Exercise objective ::
Give every line again exactly as it appears, please, but not the pictures.

:: Listing

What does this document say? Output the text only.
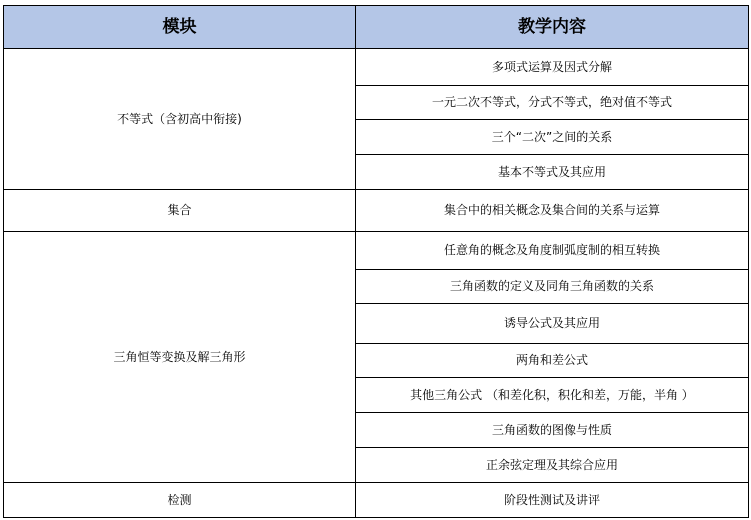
模块	教学内容
不等式（含初高中衔接)	多项式运算及因式分解
	一元二次不等式，分式不等式，绝对值不等式
	三个“二次”之间的关系
	基本不等式及其应用
集合	集合中的相关概念及集合间的关系与运算
三角恒等变换及解三角形	任意角的概念及角度制弧度制的相互转换
	三角函数的定义及同角三角函数的关系
	诱导公式及其应用
	两角和差公式
	其他三角公式 （和差化积，积化和差，万能，半角 ）
	三角函数的图像与性质
	正余弦定理及其综合应用
检测	阶段性测试及讲评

::::

Correct output ::
What does this document say? Output the text only.
模块	教学内容
不等式（含初高中衔接)	多项式运算及因式分解
	一元二次不等式，分式不等式，绝对值不等式
	三个“二次”之间的关系
	基本不等式及其应用
集合	集合中的相关概念及集合间的关系与运算
三角恒等变换及解三角形	任意角的概念及角度制弧度制的相互转换
	三角函数的定义及同角三角函数的关系
	诱导公式及其应用
	两角和差公式
	其他三角公式 （和差化积，积化和差，万能，半角 ）
	三角函数的图像与性质
	正余弦定理及其综合应用
检测	阶段性测试及讲评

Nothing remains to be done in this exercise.